Exercise prompt:
Leaving out all images, write out the records that follow exactly.

+ + +

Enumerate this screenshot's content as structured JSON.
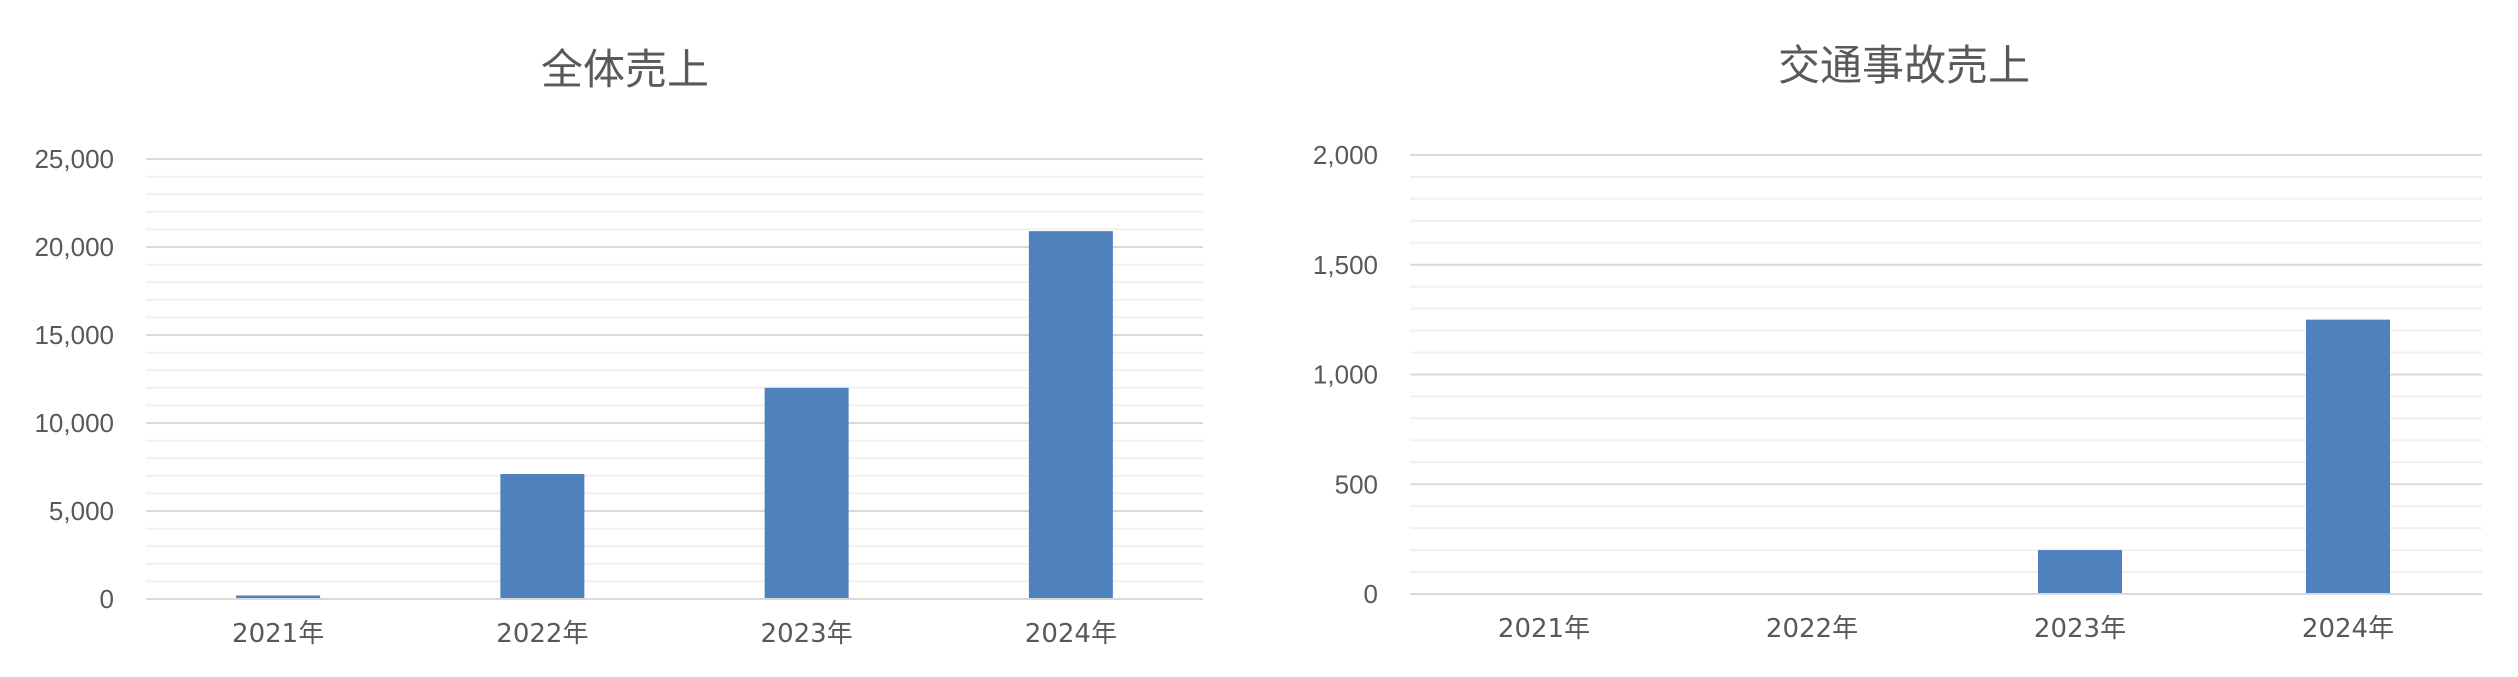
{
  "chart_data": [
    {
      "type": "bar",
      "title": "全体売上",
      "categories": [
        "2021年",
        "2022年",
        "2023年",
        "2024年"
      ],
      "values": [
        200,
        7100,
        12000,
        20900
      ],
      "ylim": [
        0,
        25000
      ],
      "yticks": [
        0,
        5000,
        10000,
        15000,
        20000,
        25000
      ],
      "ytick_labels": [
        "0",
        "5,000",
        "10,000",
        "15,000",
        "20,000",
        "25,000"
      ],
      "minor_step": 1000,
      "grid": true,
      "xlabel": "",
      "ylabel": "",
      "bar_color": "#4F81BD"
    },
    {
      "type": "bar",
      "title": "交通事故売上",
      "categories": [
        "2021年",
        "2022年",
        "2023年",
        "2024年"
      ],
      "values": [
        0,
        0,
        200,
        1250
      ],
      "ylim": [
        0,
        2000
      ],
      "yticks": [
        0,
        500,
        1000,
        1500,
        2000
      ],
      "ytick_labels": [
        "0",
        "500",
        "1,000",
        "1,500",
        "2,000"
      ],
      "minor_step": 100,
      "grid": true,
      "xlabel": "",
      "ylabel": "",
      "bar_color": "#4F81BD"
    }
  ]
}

+ + +

The reply:
Enumerate this screenshot's content as structured JSON.
{
  "chart_data": [
    {
      "type": "bar",
      "title": "全体売上",
      "categories": [
        "2021年",
        "2022年",
        "2023年",
        "2024年"
      ],
      "values": [
        200,
        7100,
        12000,
        20900
      ],
      "ylim": [
        0,
        25000
      ],
      "yticks": [
        0,
        5000,
        10000,
        15000,
        20000,
        25000
      ],
      "ytick_labels": [
        "0",
        "5,000",
        "10,000",
        "15,000",
        "20,000",
        "25,000"
      ],
      "minor_step": 1000,
      "grid": true,
      "xlabel": "",
      "ylabel": "",
      "bar_color": "#4F81BD"
    },
    {
      "type": "bar",
      "title": "交通事故売上",
      "categories": [
        "2021年",
        "2022年",
        "2023年",
        "2024年"
      ],
      "values": [
        0,
        0,
        200,
        1250
      ],
      "ylim": [
        0,
        2000
      ],
      "yticks": [
        0,
        500,
        1000,
        1500,
        2000
      ],
      "ytick_labels": [
        "0",
        "500",
        "1,000",
        "1,500",
        "2,000"
      ],
      "minor_step": 100,
      "grid": true,
      "xlabel": "",
      "ylabel": "",
      "bar_color": "#4F81BD"
    }
  ]
}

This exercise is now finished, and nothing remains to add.